-- START GIVEN DATA --

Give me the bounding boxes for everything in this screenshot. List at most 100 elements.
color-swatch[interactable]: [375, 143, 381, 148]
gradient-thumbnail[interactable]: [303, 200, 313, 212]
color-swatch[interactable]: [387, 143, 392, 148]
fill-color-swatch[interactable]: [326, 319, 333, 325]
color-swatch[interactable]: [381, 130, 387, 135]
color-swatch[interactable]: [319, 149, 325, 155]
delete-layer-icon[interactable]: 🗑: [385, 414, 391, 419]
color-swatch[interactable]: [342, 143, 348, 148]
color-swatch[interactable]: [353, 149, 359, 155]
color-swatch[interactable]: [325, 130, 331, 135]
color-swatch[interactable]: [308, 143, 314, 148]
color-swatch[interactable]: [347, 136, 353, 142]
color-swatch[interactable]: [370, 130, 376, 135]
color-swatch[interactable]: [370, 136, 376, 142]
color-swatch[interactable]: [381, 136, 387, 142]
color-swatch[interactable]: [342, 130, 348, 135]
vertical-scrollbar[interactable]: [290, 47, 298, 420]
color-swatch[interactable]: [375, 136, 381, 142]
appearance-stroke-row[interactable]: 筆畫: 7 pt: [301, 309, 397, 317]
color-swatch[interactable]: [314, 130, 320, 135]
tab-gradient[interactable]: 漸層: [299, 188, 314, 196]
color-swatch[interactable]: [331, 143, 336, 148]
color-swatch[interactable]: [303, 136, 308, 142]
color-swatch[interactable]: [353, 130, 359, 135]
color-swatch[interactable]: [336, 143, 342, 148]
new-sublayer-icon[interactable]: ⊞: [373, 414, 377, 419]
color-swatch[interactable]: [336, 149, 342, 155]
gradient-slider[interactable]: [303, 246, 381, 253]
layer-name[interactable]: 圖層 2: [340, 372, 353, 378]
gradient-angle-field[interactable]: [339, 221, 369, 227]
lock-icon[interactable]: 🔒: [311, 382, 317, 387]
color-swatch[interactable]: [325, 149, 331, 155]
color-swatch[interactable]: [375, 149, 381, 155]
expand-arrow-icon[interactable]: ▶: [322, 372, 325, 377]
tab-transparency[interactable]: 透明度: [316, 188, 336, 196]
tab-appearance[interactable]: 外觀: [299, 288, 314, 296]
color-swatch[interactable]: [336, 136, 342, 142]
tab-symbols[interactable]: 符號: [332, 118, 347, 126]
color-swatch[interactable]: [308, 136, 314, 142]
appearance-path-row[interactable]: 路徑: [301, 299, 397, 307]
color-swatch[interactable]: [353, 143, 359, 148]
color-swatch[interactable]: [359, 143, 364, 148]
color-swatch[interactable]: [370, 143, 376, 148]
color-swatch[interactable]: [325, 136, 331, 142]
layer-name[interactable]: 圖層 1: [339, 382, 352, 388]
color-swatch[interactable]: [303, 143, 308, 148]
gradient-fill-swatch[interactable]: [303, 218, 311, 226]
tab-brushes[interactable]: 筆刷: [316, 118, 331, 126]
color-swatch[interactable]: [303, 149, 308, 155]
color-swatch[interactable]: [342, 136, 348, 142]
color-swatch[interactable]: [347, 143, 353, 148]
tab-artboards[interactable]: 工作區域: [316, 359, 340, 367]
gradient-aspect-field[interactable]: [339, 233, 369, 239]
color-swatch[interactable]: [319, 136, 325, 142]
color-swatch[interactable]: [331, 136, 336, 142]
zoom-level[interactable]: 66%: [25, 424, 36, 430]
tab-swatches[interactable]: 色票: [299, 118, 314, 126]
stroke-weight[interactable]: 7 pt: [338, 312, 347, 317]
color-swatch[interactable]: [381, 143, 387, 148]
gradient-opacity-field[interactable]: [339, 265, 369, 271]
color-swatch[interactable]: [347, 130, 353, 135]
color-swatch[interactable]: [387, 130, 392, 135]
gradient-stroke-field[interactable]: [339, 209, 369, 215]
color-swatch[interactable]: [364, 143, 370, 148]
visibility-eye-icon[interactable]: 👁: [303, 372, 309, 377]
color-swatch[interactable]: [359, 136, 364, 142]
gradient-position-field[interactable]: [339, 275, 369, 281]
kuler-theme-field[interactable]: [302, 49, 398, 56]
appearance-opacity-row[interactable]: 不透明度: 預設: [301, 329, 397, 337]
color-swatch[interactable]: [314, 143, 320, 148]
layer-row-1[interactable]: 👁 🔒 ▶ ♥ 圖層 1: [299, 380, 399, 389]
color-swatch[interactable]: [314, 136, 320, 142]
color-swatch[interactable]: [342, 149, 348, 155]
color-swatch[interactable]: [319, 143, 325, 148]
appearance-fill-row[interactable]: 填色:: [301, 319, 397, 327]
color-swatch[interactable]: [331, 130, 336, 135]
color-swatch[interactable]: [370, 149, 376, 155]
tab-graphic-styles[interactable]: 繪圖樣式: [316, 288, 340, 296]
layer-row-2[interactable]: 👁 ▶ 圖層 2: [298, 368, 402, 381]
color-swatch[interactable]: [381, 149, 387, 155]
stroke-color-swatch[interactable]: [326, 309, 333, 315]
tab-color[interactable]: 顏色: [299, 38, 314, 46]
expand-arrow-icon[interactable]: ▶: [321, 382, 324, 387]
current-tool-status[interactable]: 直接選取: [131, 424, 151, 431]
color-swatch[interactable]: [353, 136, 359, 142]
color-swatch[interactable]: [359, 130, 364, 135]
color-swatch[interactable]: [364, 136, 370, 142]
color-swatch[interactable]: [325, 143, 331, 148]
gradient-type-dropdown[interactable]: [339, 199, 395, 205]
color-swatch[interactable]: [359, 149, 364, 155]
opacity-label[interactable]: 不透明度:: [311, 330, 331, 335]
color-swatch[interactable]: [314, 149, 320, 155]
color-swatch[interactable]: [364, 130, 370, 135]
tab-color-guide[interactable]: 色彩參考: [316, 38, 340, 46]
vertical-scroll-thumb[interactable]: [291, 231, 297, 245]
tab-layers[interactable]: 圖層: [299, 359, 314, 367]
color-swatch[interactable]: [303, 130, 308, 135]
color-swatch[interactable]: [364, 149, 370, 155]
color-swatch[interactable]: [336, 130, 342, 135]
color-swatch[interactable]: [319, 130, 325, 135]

-- END GIVEN DATA --

TASK DIRECTIONS ▸ Retype the records above word for word, from the start of the records through the line containing "expand-arrow-icon[interactable]: ▶: [322, 372, 325, 377]", including that line.

RESPONSE TO THIS EXERCISE ▸
Give me the bounding boxes for everything in this screenshot. List at most 100 elements.
color-swatch[interactable]: [375, 143, 381, 148]
gradient-thumbnail[interactable]: [303, 200, 313, 212]
color-swatch[interactable]: [387, 143, 392, 148]
fill-color-swatch[interactable]: [326, 319, 333, 325]
color-swatch[interactable]: [381, 130, 387, 135]
color-swatch[interactable]: [319, 149, 325, 155]
delete-layer-icon[interactable]: 🗑: [385, 414, 391, 419]
color-swatch[interactable]: [342, 143, 348, 148]
color-swatch[interactable]: [353, 149, 359, 155]
color-swatch[interactable]: [325, 130, 331, 135]
color-swatch[interactable]: [308, 143, 314, 148]
color-swatch[interactable]: [347, 136, 353, 142]
color-swatch[interactable]: [370, 130, 376, 135]
color-swatch[interactable]: [370, 136, 376, 142]
color-swatch[interactable]: [381, 136, 387, 142]
color-swatch[interactable]: [342, 130, 348, 135]
vertical-scrollbar[interactable]: [290, 47, 298, 420]
color-swatch[interactable]: [375, 136, 381, 142]
appearance-stroke-row[interactable]: 筆畫: 7 pt: [301, 309, 397, 317]
color-swatch[interactable]: [314, 130, 320, 135]
tab-gradient[interactable]: 漸層: [299, 188, 314, 196]
color-swatch[interactable]: [331, 143, 336, 148]
color-swatch[interactable]: [303, 136, 308, 142]
color-swatch[interactable]: [353, 130, 359, 135]
color-swatch[interactable]: [336, 143, 342, 148]
new-sublayer-icon[interactable]: ⊞: [373, 414, 377, 419]
color-swatch[interactable]: [336, 149, 342, 155]
gradient-slider[interactable]: [303, 246, 381, 253]
layer-name[interactable]: 圖層 2: [340, 372, 353, 378]
gradient-angle-field[interactable]: [339, 221, 369, 227]
lock-icon[interactable]: 🔒: [311, 382, 317, 387]
color-swatch[interactable]: [325, 149, 331, 155]
color-swatch[interactable]: [375, 149, 381, 155]
expand-arrow-icon[interactable]: ▶: [322, 372, 325, 377]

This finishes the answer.